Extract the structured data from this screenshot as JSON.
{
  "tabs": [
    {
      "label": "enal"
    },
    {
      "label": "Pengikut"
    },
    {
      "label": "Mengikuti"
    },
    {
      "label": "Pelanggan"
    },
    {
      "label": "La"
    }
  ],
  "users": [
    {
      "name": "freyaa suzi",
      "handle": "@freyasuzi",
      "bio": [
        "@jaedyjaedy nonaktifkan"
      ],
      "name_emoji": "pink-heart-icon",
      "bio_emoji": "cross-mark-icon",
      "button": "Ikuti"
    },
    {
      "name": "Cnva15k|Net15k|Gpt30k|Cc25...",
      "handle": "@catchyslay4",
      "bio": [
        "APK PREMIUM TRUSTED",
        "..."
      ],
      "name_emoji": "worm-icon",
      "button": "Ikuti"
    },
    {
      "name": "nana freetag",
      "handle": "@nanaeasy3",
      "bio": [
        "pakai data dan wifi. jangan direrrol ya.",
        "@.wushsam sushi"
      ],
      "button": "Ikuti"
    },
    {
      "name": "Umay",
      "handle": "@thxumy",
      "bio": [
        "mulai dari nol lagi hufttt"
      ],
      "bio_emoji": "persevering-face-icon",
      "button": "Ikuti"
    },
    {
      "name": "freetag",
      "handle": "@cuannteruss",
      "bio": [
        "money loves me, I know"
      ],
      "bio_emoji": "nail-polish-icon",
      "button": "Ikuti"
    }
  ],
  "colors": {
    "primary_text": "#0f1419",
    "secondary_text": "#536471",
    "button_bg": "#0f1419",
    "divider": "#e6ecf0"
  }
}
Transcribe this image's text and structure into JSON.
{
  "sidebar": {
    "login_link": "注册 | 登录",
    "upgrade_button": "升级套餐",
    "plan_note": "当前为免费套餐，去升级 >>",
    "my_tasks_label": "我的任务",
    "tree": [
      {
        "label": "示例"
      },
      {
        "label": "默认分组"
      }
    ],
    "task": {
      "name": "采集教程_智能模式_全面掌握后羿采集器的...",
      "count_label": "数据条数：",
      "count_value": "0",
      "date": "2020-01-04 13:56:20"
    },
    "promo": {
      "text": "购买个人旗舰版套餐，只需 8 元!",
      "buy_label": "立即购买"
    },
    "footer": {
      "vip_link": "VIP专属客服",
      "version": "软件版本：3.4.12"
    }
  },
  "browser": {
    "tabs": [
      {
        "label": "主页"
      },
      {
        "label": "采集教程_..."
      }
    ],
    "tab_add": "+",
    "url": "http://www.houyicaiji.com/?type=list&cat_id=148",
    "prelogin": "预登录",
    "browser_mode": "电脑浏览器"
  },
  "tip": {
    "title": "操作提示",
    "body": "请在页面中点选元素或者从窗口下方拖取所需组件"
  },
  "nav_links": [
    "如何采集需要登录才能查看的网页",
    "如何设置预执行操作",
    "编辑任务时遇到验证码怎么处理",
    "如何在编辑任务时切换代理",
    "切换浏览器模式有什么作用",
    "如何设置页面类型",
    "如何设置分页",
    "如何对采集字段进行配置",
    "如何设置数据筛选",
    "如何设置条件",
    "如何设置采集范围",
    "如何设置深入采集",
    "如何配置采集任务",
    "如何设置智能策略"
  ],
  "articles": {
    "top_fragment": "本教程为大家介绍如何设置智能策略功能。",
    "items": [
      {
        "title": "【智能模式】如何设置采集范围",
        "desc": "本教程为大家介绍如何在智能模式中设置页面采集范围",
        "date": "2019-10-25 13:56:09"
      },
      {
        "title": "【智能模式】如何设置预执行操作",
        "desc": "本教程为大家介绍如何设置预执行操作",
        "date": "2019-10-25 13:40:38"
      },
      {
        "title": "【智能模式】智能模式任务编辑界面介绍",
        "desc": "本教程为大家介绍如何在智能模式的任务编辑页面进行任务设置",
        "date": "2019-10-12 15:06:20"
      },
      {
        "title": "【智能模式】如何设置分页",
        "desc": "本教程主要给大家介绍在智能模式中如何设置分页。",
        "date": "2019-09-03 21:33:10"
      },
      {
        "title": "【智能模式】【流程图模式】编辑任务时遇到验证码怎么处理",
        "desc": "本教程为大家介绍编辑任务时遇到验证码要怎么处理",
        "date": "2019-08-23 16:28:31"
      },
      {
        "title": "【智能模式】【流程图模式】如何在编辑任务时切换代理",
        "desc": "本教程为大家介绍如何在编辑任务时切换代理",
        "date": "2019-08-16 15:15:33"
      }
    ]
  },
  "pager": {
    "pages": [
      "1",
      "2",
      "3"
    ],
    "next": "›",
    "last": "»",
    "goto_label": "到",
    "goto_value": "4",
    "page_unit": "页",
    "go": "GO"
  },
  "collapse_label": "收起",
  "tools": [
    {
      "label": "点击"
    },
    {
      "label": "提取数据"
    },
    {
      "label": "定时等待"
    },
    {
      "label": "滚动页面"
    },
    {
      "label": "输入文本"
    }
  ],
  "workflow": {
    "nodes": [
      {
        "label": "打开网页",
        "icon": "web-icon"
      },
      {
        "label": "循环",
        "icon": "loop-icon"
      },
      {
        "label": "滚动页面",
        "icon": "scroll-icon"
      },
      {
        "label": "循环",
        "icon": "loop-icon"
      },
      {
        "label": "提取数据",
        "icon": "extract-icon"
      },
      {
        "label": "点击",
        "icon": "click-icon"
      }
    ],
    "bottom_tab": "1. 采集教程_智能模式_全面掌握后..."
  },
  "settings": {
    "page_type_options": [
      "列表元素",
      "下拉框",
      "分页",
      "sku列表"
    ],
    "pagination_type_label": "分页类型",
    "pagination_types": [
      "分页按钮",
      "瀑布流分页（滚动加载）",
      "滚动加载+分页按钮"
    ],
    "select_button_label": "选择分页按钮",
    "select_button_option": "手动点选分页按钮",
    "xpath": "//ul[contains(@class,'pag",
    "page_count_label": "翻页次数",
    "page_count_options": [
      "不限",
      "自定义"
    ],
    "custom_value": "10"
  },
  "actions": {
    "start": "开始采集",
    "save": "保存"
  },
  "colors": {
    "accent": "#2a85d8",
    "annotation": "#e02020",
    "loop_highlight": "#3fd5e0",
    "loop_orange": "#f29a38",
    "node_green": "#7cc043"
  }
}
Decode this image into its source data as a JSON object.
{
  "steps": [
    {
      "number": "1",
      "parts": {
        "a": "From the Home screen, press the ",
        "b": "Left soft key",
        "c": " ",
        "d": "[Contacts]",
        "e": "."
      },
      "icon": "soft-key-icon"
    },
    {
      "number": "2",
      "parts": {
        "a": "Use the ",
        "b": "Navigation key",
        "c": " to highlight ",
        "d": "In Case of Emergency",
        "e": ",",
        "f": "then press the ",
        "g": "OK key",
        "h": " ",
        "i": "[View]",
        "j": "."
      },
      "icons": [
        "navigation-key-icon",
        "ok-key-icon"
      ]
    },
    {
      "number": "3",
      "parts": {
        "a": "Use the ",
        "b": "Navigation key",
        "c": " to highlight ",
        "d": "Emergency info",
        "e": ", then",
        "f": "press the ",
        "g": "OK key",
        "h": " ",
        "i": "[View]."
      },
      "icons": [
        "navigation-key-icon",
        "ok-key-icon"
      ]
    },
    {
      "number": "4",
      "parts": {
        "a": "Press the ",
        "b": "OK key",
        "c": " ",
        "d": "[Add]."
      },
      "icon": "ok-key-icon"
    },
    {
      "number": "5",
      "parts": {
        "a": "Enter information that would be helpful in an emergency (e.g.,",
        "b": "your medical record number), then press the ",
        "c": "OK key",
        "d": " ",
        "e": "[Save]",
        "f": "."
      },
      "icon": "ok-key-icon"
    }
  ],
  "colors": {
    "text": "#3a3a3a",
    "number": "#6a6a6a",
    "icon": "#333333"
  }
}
++++++
◆ **Task directions**
Using the exact wording, write out all of the records.

◆ **The answer**
Extract the structured data from this screenshot as JSON.
{
  "tabs": [
    {
      "label": "enal"
    },
    {
      "label": "Pengikut"
    },
    {
      "label": "Mengikuti"
    },
    {
      "label": "Pelanggan"
    },
    {
      "label": "La"
    }
  ],
  "users": [
    {
      "name": "freyaa suzi",
      "handle": "@freyasuzi",
      "bio": [
        "@jaedyjaedy nonaktifkan"
      ],
      "name_emoji": "pink-heart-icon",
      "bio_emoji": "cross-mark-icon",
      "button": "Ikuti"
    },
    {
      "name": "Cnva15k|Net15k|Gpt30k|Cc25...",
      "handle": "@catchyslay4",
      "bio": [
        "APK PREMIUM TRUSTED",
        "..."
      ],
      "name_emoji": "worm-icon",
      "button": "Ikuti"
    },
    {
      "name": "nana freetag",
      "handle": "@nanaeasy3",
      "bio": [
        "pakai data dan wifi. jangan direrrol ya.",
        "@.wushsam sushi"
      ],
      "button": "Ikuti"
    },
    {
      "name": "Umay",
      "handle": "@thxumy",
      "bio": [
        "mulai dari nol lagi hufttt"
      ],
      "bio_emoji": "persevering-face-icon",
      "button": "Ikuti"
    },
    {
      "name": "freetag",
      "handle": "@cuannteruss",
      "bio": [
        "money loves me, I know"
      ],
      "bio_emoji": "nail-polish-icon",
      "button": "Ikuti"
    }
  ],
  "colors": {
    "primary_text": "#0f1419",
    "secondary_text": "#536471",
    "button_bg": "#0f1419",
    "divider": "#e6ecf0"
  }
}
Transcribe this image's text and structure into JSON.
{
  "sidebar": {
    "login_link": "注册 | 登录",
    "upgrade_button": "升级套餐",
    "plan_note": "当前为免费套餐，去升级 >>",
    "my_tasks_label": "我的任务",
    "tree": [
      {
        "label": "示例"
      },
      {
        "label": "默认分组"
      }
    ],
    "task": {
      "name": "采集教程_智能模式_全面掌握后羿采集器的...",
      "count_label": "数据条数：",
      "count_value": "0",
      "date": "2020-01-04 13:56:20"
    },
    "promo": {
      "text": "购买个人旗舰版套餐，只需 8 元!",
      "buy_label": "立即购买"
    },
    "footer": {
      "vip_link": "VIP专属客服",
      "version": "软件版本：3.4.12"
    }
  },
  "browser": {
    "tabs": [
      {
        "label": "主页"
      },
      {
        "label": "采集教程_..."
      }
    ],
    "tab_add": "+",
    "url": "http://www.houyicaiji.com/?type=list&cat_id=148",
    "prelogin": "预登录",
    "browser_mode": "电脑浏览器"
  },
  "tip": {
    "title": "操作提示",
    "body": "请在页面中点选元素或者从窗口下方拖取所需组件"
  },
  "nav_links": [
    "如何采集需要登录才能查看的网页",
    "如何设置预执行操作",
    "编辑任务时遇到验证码怎么处理",
    "如何在编辑任务时切换代理",
    "切换浏览器模式有什么作用",
    "如何设置页面类型",
    "如何设置分页",
    "如何对采集字段进行配置",
    "如何设置数据筛选",
    "如何设置条件",
    "如何设置采集范围",
    "如何设置深入采集",
    "如何配置采集任务",
    "如何设置智能策略"
  ],
  "articles": {
    "top_fragment": "本教程为大家介绍如何设置智能策略功能。",
    "items": [
      {
        "title": "【智能模式】如何设置采集范围",
        "desc": "本教程为大家介绍如何在智能模式中设置页面采集范围",
        "date": "2019-10-25 13:56:09"
      },
      {
        "title": "【智能模式】如何设置预执行操作",
        "desc": "本教程为大家介绍如何设置预执行操作",
        "date": "2019-10-25 13:40:38"
      },
      {
        "title": "【智能模式】智能模式任务编辑界面介绍",
        "desc": "本教程为大家介绍如何在智能模式的任务编辑页面进行任务设置",
        "date": "2019-10-12 15:06:20"
      },
      {
        "title": "【智能模式】如何设置分页",
        "desc": "本教程主要给大家介绍在智能模式中如何设置分页。",
        "date": "2019-09-03 21:33:10"
      },
      {
        "title": "【智能模式】【流程图模式】编辑任务时遇到验证码怎么处理",
        "desc": "本教程为大家介绍编辑任务时遇到验证码要怎么处理",
        "date": "2019-08-23 16:28:31"
      },
      {
        "title": "【智能模式】【流程图模式】如何在编辑任务时切换代理",
        "desc": "本教程为大家介绍如何在编辑任务时切换代理",
        "date": "2019-08-16 15:15:33"
      }
    ]
  },
  "pager": {
    "pages": [
      "1",
      "2",
      "3"
    ],
    "next": "›",
    "last": "»",
    "goto_label": "到",
    "goto_value": "4",
    "page_unit": "页",
    "go": "GO"
  },
  "collapse_label": "收起",
  "tools": [
    {
      "label": "点击"
    },
    {
      "label": "提取数据"
    },
    {
      "label": "定时等待"
    },
    {
      "label": "滚动页面"
    },
    {
      "label": "输入文本"
    }
  ],
  "workflow": {
    "nodes": [
      {
        "label": "打开网页",
        "icon": "web-icon"
      },
      {
        "label": "循环",
        "icon": "loop-icon"
      },
      {
        "label": "滚动页面",
        "icon": "scroll-icon"
      },
      {
        "label": "循环",
        "icon": "loop-icon"
      },
      {
        "label": "提取数据",
        "icon": "extract-icon"
      },
      {
        "label": "点击",
        "icon": "click-icon"
      }
    ],
    "bottom_tab": "1. 采集教程_智能模式_全面掌握后..."
  },
  "settings": {
    "page_type_options": [
      "列表元素",
      "下拉框",
      "分页",
      "sku列表"
    ],
    "pagination_type_label": "分页类型",
    "pagination_types": [
      "分页按钮",
      "瀑布流分页（滚动加载）",
      "滚动加载+分页按钮"
    ],
    "select_button_label": "选择分页按钮",
    "select_button_option": "手动点选分页按钮",
    "xpath": "//ul[contains(@class,'pag",
    "page_count_label": "翻页次数",
    "page_count_options": [
      "不限",
      "自定义"
    ],
    "custom_value": "10"
  },
  "actions": {
    "start": "开始采集",
    "save": "保存"
  },
  "colors": {
    "accent": "#2a85d8",
    "annotation": "#e02020",
    "loop_highlight": "#3fd5e0",
    "loop_orange": "#f29a38",
    "node_green": "#7cc043"
  }
}
Decode this image into its source data as a JSON object.
{
  "steps": [
    {
      "number": "1",
      "parts": {
        "a": "From the Home screen, press the ",
        "b": "Left soft key",
        "c": " ",
        "d": "[Contacts]",
        "e": "."
      },
      "icon": "soft-key-icon"
    },
    {
      "number": "2",
      "parts": {
        "a": "Use the ",
        "b": "Navigation key",
        "c": " to highlight ",
        "d": "In Case of Emergency",
        "e": ",",
        "f": "then press the ",
        "g": "OK key",
        "h": " ",
        "i": "[View]",
        "j": "."
      },
      "icons": [
        "navigation-key-icon",
        "ok-key-icon"
      ]
    },
    {
      "number": "3",
      "parts": {
        "a": "Use the ",
        "b": "Navigation key",
        "c": " to highlight ",
        "d": "Emergency info",
        "e": ", then",
        "f": "press the ",
        "g": "OK key",
        "h": " ",
        "i": "[View]."
      },
      "icons": [
        "navigation-key-icon",
        "ok-key-icon"
      ]
    },
    {
      "number": "4",
      "parts": {
        "a": "Press the ",
        "b": "OK key",
        "c": " ",
        "d": "[Add]."
      },
      "icon": "ok-key-icon"
    },
    {
      "number": "5",
      "parts": {
        "a": "Enter information that would be helpful in an emergency (e.g.,",
        "b": "your medical record number), then press the ",
        "c": "OK key",
        "d": " ",
        "e": "[Save]",
        "f": "."
      },
      "icon": "ok-key-icon"
    }
  ],
  "colors": {
    "text": "#3a3a3a",
    "number": "#6a6a6a",
    "icon": "#333333"
  }
}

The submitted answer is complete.